EXERCISE REQUIREMENTS ::
Print the listing as it stands, omitting all images.
↓
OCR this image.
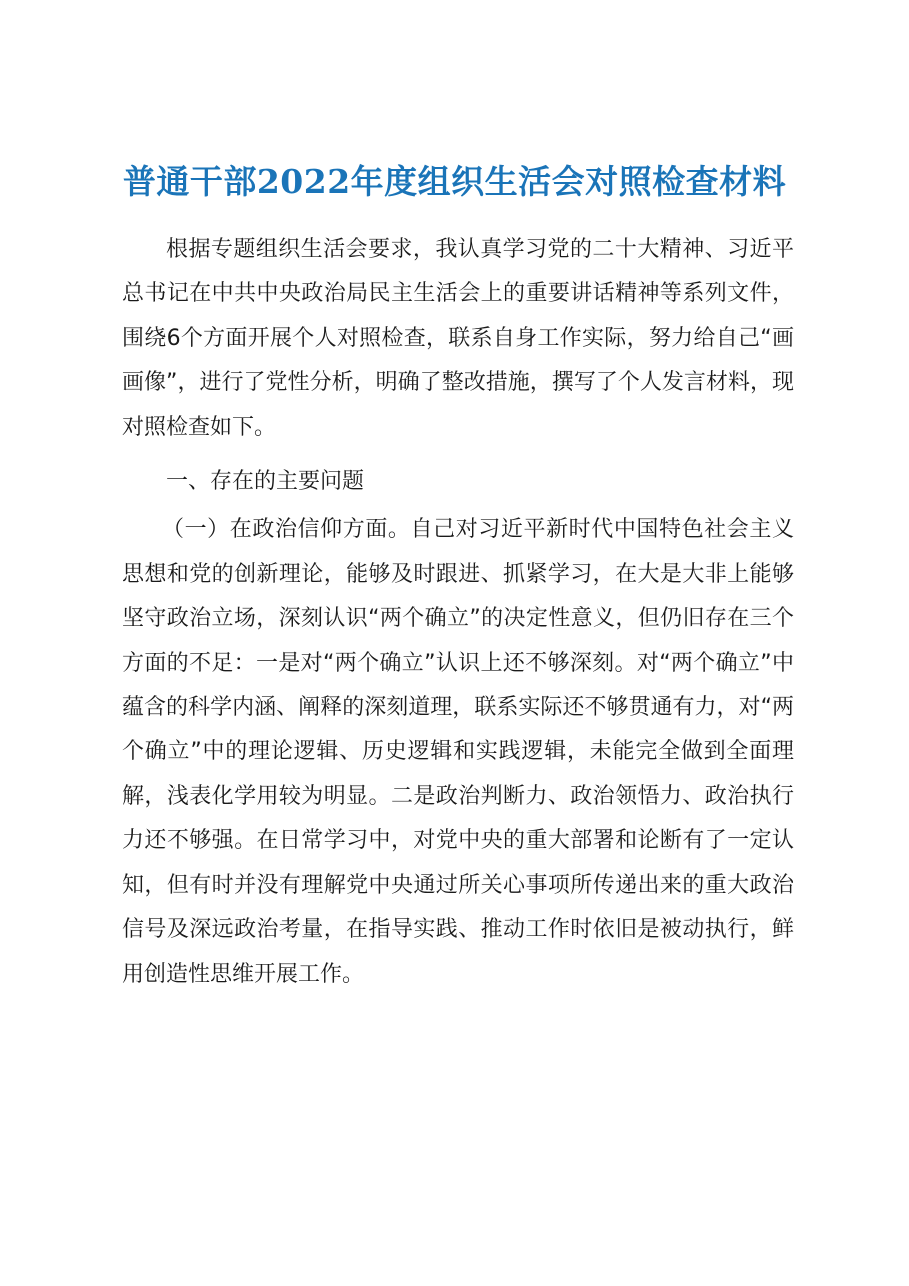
普通干部2022年度组织生活会对照检查材料

根据专题组织生活会要求，我认真学习党的二十大精神、习近平总书记在中共中央政治局民主生活会上的重要讲话精神等系列文件，围绕6个方面开展个人对照检查，联系自身工作实际，努力给自己“画画像”，进行了党性分析，明确了整改措施，撰写了个人发言材料，现对照检查如下。

一、存在的主要问题

（一）在政治信仰方面。自己对习近平新时代中国特色社会主义思想和党的创新理论，能够及时跟进、抓紧学习，在大是大非上能够坚守政治立场，深刻认识“两个确立”的决定性意义，但仍旧存在三个方面的不足：一是对“两个确立”认识上还不够深刻。对“两个确立”中蕴含的科学内涵、阐释的深刻道理，联系实际还不够贯通有力，对“两个确立”中的理论逻辑、历史逻辑和实践逻辑，未能完全做到全面理解，浅表化学用较为明显。二是政治判断力、政治领悟力、政治执行力还不够强。在日常学习中，对党中央的重大部署和论断有了一定认知，但有时并没有理解党中央通过所关心事项所传递出来的重大政治信号及深远政治考量，在指导实践、推动工作时依旧是被动执行，鲜用创造性思维开展工作。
↑
RESULT OF THIS TASK ::
OCR this image.
普通干部2022年度组织生活会对照检查材料

根据专题组织生活会要求，我认真学习党的二十大精神、习近平总书记在中共中央政治局民主生活会上的重要讲话精神等系列文件，围绕6个方面开展个人对照检查，联系自身工作实际，努力给自己“画画像”，进行了党性分析，明确了整改措施，撰写了个人发言材料，现对照检查如下。

一、存在的主要问题

（一）在政治信仰方面。自己对习近平新时代中国特色社会主义思想和党的创新理论，能够及时跟进、抓紧学习，在大是大非上能够坚守政治立场，深刻认识“两个确立”的决定性意义，但仍旧存在三个方面的不足：一是对“两个确立”认识上还不够深刻。对“两个确立”中蕴含的科学内涵、阐释的深刻道理，联系实际还不够贯通有力，对“两个确立”中的理论逻辑、历史逻辑和实践逻辑，未能完全做到全面理解，浅表化学用较为明显。二是政治判断力、政治领悟力、政治执行力还不够强。在日常学习中，对党中央的重大部署和论断有了一定认知，但有时并没有理解党中央通过所关心事项所传递出来的重大政治信号及深远政治考量，在指导实践、推动工作时依旧是被动执行，鲜用创造性思维开展工作。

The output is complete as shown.